-- Aim --
Copy the records that follow exactly as written, but not their pictures.

-- Record set --

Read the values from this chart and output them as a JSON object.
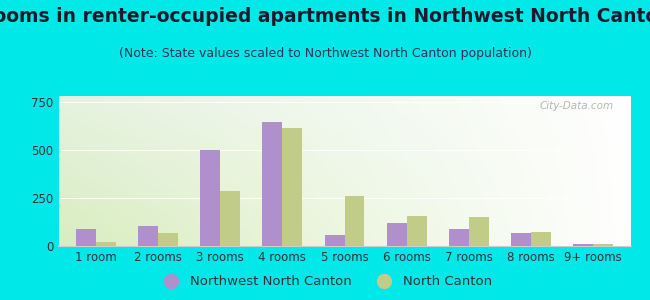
{
  "title": "Rooms in renter-occupied apartments in Northwest North Canton",
  "subtitle": "(Note: State values scaled to Northwest North Canton population)",
  "categories": [
    "1 room",
    "2 rooms",
    "3 rooms",
    "4 rooms",
    "5 rooms",
    "6 rooms",
    "7 rooms",
    "8 rooms",
    "9+ rooms"
  ],
  "northwest_values": [
    90,
    105,
    500,
    645,
    55,
    120,
    90,
    68,
    8
  ],
  "north_canton_values": [
    22,
    68,
    285,
    615,
    260,
    155,
    150,
    75,
    10
  ],
  "bar_color_nw": "#b090cc",
  "bar_color_nc": "#c0cc88",
  "background_outer": "#00e8e8",
  "ylim": [
    0,
    780
  ],
  "yticks": [
    0,
    250,
    500,
    750
  ],
  "legend_nw": "Northwest North Canton",
  "legend_nc": "North Canton",
  "title_fontsize": 13.5,
  "subtitle_fontsize": 9,
  "tick_fontsize": 8.5,
  "legend_fontsize": 9.5,
  "watermark": "City-Data.com"
}
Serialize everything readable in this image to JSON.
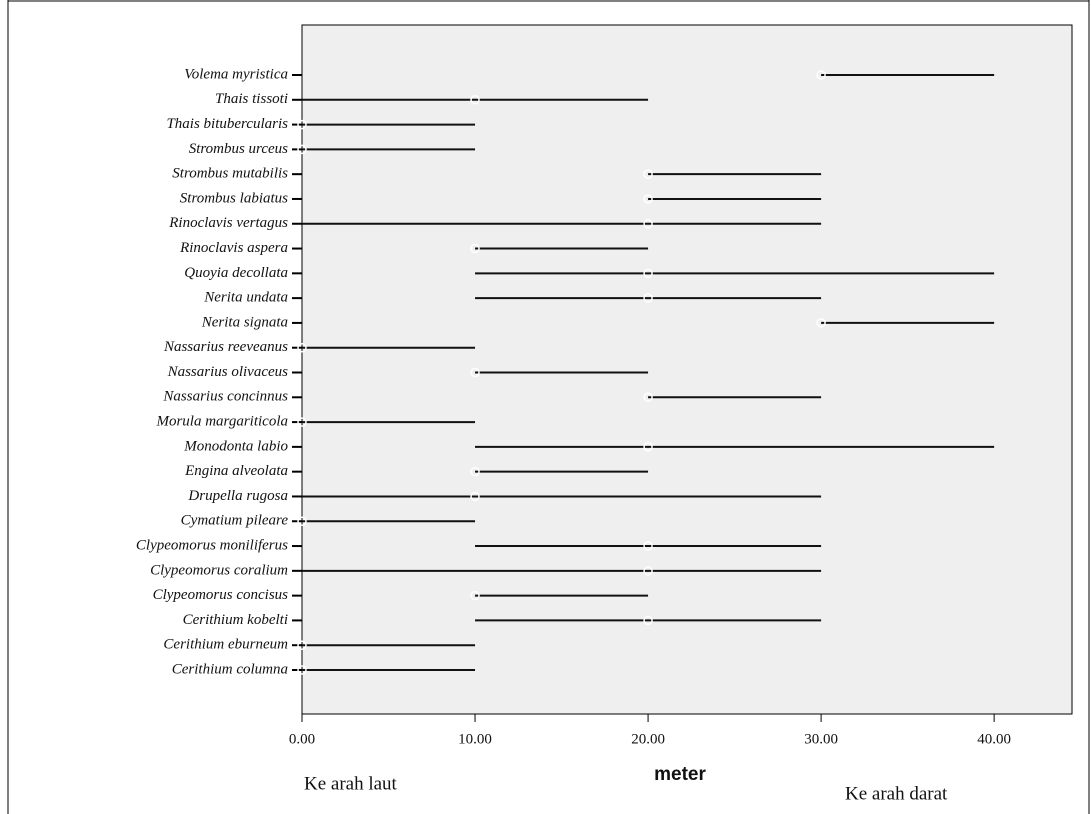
{
  "chart_data": {
    "type": "range",
    "categories": [
      "Volema myristica",
      "Thais tissoti",
      "Thais bitubercularis",
      "Strombus urceus",
      "Strombus mutabilis",
      "Strombus labiatus",
      "Rinoclavis vertagus",
      "Rinoclavis aspera",
      "Quoyia decollata",
      "Nerita undata",
      "Nerita signata",
      "Nassarius reeveanus",
      "Nassarius olivaceus",
      "Nassarius concinnus",
      "Morula margariticola",
      "Monodonta labio",
      "Engina alveolata",
      "Drupella rugosa",
      "Cymatium pileare",
      "Clypeomorus moniliferus",
      "Clypeomorus coralium",
      "Clypeomorus concisus",
      "Cerithium kobelti",
      "Cerithium eburneum",
      "Cerithium columna"
    ],
    "min": [
      30,
      0,
      0,
      0,
      20,
      20,
      0,
      10,
      10,
      10,
      30,
      0,
      10,
      20,
      0,
      10,
      10,
      0,
      0,
      10,
      0,
      10,
      10,
      0,
      0
    ],
    "max": [
      40,
      20,
      10,
      10,
      30,
      30,
      30,
      20,
      40,
      30,
      40,
      10,
      20,
      30,
      10,
      40,
      20,
      30,
      10,
      30,
      30,
      20,
      30,
      10,
      10
    ],
    "median": [
      30,
      10,
      0,
      0,
      20,
      20,
      20,
      10,
      20,
      20,
      30,
      0,
      10,
      20,
      0,
      20,
      10,
      10,
      0,
      20,
      20,
      10,
      20,
      0,
      0
    ],
    "xlim": [
      0,
      44.5
    ],
    "xticks": [
      {
        "value": 0,
        "label": "0.00"
      },
      {
        "value": 10,
        "label": "10.00"
      },
      {
        "value": 20,
        "label": "20.00"
      },
      {
        "value": 30,
        "label": "30.00"
      },
      {
        "value": 40,
        "label": "40.00"
      }
    ],
    "xlabel": "meter",
    "annotations": [
      "Ke arah laut",
      "Ke arah darat"
    ],
    "color": "#111111",
    "background": "#efefef"
  }
}
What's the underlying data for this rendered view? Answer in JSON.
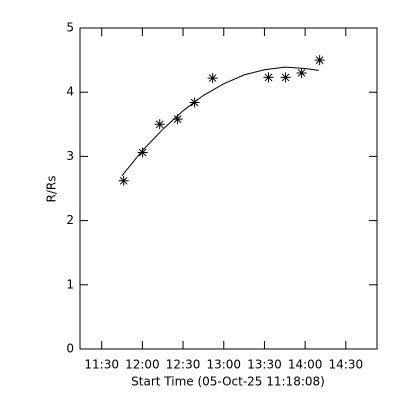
{
  "chart_data": {
    "type": "scatter",
    "x_label": "Start Time (05-Oct-25 11:18:08)",
    "y_label": "R/Rs",
    "xlim": [
      674,
      893
    ],
    "ylim": [
      0,
      5
    ],
    "xticks": [
      {
        "value": 690,
        "label": "11:30"
      },
      {
        "value": 720,
        "label": "12:00"
      },
      {
        "value": 750,
        "label": "12:30"
      },
      {
        "value": 780,
        "label": "13:00"
      },
      {
        "value": 810,
        "label": "13:30"
      },
      {
        "value": 840,
        "label": "14:00"
      },
      {
        "value": 870,
        "label": "14:30"
      }
    ],
    "yticks": [
      0,
      1,
      2,
      3,
      4,
      5
    ],
    "series": [
      {
        "kind": "points",
        "color": "#000000",
        "x": [
          706.2,
          720.2,
          732.8,
          746,
          758.5,
          771.8,
          813,
          825.6,
          837.4,
          850.7
        ],
        "values": [
          2.62,
          3.06,
          3.5,
          3.58,
          3.84,
          4.22,
          4.23,
          4.23,
          4.3,
          4.5
        ]
      },
      {
        "kind": "line",
        "color": "#000000",
        "x": [
          705,
          720,
          735,
          750,
          765,
          780,
          795,
          810,
          825,
          840,
          850
        ],
        "values": [
          2.7,
          3.09,
          3.42,
          3.71,
          3.95,
          4.13,
          4.27,
          4.35,
          4.39,
          4.37,
          4.34
        ]
      }
    ]
  }
}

-- Written solution --
Read the values from this chart and output them as a JSON object.
{
  "title": "Rooms in renter-occupied apartments in Northwest North Canton",
  "subtitle": "(Note: State values scaled to Northwest North Canton population)",
  "categories": [
    "1 room",
    "2 rooms",
    "3 rooms",
    "4 rooms",
    "5 rooms",
    "6 rooms",
    "7 rooms",
    "8 rooms",
    "9+ rooms"
  ],
  "northwest_values": [
    90,
    105,
    500,
    645,
    55,
    120,
    90,
    68,
    8
  ],
  "north_canton_values": [
    22,
    68,
    285,
    615,
    260,
    155,
    150,
    75,
    10
  ],
  "bar_color_nw": "#b090cc",
  "bar_color_nc": "#c0cc88",
  "background_outer": "#00e8e8",
  "ylim": [
    0,
    780
  ],
  "yticks": [
    0,
    250,
    500,
    750
  ],
  "legend_nw": "Northwest North Canton",
  "legend_nc": "North Canton",
  "title_fontsize": 13.5,
  "subtitle_fontsize": 9,
  "tick_fontsize": 8.5,
  "legend_fontsize": 9.5,
  "watermark": "City-Data.com"
}
Serialize everything readable in this image to JSON.
{
  "chart_data": {
    "type": "range",
    "categories": [
      "Volema myristica",
      "Thais tissoti",
      "Thais bitubercularis",
      "Strombus urceus",
      "Strombus mutabilis",
      "Strombus labiatus",
      "Rinoclavis vertagus",
      "Rinoclavis aspera",
      "Quoyia decollata",
      "Nerita undata",
      "Nerita signata",
      "Nassarius reeveanus",
      "Nassarius olivaceus",
      "Nassarius concinnus",
      "Morula margariticola",
      "Monodonta labio",
      "Engina alveolata",
      "Drupella rugosa",
      "Cymatium pileare",
      "Clypeomorus moniliferus",
      "Clypeomorus coralium",
      "Clypeomorus concisus",
      "Cerithium kobelti",
      "Cerithium eburneum",
      "Cerithium columna"
    ],
    "min": [
      30,
      0,
      0,
      0,
      20,
      20,
      0,
      10,
      10,
      10,
      30,
      0,
      10,
      20,
      0,
      10,
      10,
      0,
      0,
      10,
      0,
      10,
      10,
      0,
      0
    ],
    "max": [
      40,
      20,
      10,
      10,
      30,
      30,
      30,
      20,
      40,
      30,
      40,
      10,
      20,
      30,
      10,
      40,
      20,
      30,
      10,
      30,
      30,
      20,
      30,
      10,
      10
    ],
    "median": [
      30,
      10,
      0,
      0,
      20,
      20,
      20,
      10,
      20,
      20,
      30,
      0,
      10,
      20,
      0,
      20,
      10,
      10,
      0,
      20,
      20,
      10,
      20,
      0,
      0
    ],
    "xlim": [
      0,
      44.5
    ],
    "xticks": [
      {
        "value": 0,
        "label": "0.00"
      },
      {
        "value": 10,
        "label": "10.00"
      },
      {
        "value": 20,
        "label": "20.00"
      },
      {
        "value": 30,
        "label": "30.00"
      },
      {
        "value": 40,
        "label": "40.00"
      }
    ],
    "xlabel": "meter",
    "annotations": [
      "Ke arah laut",
      "Ke arah darat"
    ],
    "color": "#111111",
    "background": "#efefef"
  }
}
What's the underlying data for this rendered view? Answer in JSON.
{
  "chart_data": {
    "type": "scatter",
    "x_label": "Start Time (05-Oct-25 11:18:08)",
    "y_label": "R/Rs",
    "xlim": [
      674,
      893
    ],
    "ylim": [
      0,
      5
    ],
    "xticks": [
      {
        "value": 690,
        "label": "11:30"
      },
      {
        "value": 720,
        "label": "12:00"
      },
      {
        "value": 750,
        "label": "12:30"
      },
      {
        "value": 780,
        "label": "13:00"
      },
      {
        "value": 810,
        "label": "13:30"
      },
      {
        "value": 840,
        "label": "14:00"
      },
      {
        "value": 870,
        "label": "14:30"
      }
    ],
    "yticks": [
      0,
      1,
      2,
      3,
      4,
      5
    ],
    "series": [
      {
        "kind": "points",
        "color": "#000000",
        "x": [
          706.2,
          720.2,
          732.8,
          746,
          758.5,
          771.8,
          813,
          825.6,
          837.4,
          850.7
        ],
        "values": [
          2.62,
          3.06,
          3.5,
          3.58,
          3.84,
          4.22,
          4.23,
          4.23,
          4.3,
          4.5
        ]
      },
      {
        "kind": "line",
        "color": "#000000",
        "x": [
          705,
          720,
          735,
          750,
          765,
          780,
          795,
          810,
          825,
          840,
          850
        ],
        "values": [
          2.7,
          3.09,
          3.42,
          3.71,
          3.95,
          4.13,
          4.27,
          4.35,
          4.39,
          4.37,
          4.34
        ]
      }
    ]
  }
}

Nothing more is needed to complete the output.